= What you need to do =
List each line of the data in which the string "организма" appears.

— START OF Material to process —

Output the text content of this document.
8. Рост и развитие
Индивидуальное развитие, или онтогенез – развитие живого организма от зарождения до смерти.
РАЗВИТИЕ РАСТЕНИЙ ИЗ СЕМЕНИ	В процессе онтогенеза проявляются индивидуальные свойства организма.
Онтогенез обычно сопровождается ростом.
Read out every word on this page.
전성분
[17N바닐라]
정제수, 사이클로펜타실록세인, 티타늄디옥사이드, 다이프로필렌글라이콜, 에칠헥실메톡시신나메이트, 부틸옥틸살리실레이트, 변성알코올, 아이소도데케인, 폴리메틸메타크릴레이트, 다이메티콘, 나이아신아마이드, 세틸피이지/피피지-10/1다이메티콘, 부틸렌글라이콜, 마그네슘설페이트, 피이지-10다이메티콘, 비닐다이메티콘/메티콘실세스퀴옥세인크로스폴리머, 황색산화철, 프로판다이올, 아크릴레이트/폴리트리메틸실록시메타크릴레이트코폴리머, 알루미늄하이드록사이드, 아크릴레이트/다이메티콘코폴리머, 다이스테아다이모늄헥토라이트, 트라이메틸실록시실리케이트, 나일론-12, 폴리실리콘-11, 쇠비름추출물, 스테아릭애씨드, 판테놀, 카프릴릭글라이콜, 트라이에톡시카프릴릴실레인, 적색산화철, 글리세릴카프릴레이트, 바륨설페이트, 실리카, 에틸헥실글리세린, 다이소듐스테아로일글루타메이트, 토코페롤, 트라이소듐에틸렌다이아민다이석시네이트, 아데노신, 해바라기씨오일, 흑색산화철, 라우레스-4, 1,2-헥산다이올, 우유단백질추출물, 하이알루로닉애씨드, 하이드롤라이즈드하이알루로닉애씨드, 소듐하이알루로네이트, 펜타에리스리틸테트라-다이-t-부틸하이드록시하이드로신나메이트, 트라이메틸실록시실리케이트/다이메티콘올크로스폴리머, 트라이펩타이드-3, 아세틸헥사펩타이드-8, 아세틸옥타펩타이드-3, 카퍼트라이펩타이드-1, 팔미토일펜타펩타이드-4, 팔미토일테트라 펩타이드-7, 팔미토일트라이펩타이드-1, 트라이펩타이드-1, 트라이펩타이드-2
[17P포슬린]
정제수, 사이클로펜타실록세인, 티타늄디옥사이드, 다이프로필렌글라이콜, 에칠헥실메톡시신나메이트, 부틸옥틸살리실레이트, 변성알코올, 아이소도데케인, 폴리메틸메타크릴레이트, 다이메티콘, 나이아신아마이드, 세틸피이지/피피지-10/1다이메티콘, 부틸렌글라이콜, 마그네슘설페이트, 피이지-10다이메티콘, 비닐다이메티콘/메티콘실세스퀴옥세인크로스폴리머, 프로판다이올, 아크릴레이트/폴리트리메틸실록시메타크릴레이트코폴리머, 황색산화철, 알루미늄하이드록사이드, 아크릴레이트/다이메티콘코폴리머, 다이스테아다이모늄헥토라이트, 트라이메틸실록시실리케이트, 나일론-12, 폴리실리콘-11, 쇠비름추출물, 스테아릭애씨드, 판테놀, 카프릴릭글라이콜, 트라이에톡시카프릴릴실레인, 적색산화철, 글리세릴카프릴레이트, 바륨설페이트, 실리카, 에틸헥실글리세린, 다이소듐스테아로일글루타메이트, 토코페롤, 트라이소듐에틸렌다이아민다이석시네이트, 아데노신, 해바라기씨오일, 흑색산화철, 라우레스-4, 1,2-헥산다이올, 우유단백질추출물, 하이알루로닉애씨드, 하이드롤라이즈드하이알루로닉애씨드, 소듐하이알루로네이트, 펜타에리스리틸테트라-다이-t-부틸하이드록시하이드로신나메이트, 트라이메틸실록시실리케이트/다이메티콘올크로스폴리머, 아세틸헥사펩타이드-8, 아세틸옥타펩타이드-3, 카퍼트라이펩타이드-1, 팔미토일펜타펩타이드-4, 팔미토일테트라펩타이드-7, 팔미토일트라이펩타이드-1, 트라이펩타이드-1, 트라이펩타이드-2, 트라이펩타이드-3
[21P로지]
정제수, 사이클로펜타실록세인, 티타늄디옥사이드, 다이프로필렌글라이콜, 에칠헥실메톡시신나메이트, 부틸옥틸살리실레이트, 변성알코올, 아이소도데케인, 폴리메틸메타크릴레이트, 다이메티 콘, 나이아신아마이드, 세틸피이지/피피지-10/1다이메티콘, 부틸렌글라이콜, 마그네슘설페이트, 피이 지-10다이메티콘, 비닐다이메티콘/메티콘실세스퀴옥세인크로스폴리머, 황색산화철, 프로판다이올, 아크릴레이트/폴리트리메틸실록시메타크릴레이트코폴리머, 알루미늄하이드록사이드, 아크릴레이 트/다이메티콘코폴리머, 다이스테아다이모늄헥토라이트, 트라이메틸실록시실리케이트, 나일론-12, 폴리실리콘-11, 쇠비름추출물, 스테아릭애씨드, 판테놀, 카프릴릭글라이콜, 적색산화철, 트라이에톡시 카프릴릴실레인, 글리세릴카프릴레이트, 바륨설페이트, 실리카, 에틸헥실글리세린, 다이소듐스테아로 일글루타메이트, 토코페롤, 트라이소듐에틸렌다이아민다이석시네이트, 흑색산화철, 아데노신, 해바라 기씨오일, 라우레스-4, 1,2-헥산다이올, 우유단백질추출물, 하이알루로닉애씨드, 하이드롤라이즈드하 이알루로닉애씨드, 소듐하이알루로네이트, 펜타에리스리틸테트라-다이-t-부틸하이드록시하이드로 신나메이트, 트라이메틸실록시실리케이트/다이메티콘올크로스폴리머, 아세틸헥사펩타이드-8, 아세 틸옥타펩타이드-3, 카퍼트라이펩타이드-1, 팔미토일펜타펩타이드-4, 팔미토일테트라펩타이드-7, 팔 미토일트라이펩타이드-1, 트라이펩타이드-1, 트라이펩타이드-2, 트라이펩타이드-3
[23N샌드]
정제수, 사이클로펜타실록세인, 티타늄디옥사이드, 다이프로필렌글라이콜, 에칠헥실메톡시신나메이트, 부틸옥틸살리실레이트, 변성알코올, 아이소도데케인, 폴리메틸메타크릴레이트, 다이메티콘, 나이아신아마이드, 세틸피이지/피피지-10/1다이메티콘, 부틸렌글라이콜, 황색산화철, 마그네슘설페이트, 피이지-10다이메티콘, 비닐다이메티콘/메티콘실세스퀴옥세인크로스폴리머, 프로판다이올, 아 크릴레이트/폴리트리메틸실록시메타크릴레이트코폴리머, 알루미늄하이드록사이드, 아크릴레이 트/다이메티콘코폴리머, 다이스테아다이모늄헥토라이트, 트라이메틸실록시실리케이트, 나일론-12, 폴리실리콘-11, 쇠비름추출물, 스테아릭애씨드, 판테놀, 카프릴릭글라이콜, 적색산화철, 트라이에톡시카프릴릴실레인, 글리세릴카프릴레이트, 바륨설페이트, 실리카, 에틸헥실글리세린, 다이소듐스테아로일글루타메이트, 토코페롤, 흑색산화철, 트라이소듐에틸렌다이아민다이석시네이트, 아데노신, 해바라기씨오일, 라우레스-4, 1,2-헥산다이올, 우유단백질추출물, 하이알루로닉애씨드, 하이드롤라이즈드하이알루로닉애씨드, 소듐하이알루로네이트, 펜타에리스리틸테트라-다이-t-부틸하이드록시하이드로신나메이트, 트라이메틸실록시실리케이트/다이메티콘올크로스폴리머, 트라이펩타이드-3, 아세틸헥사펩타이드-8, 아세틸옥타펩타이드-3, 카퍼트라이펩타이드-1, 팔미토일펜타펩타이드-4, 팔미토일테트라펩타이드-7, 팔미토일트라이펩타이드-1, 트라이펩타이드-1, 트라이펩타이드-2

— END OF Material to process —

= The answer =
Индивидуальное развитие, или онтогенез – развитие живого организма от зарождения до смерти.
РАЗВИТИЕ РАСТЕНИЙ ИЗ СЕМЕНИ	В процессе онтогенеза проявляются индивидуальные свойства организма.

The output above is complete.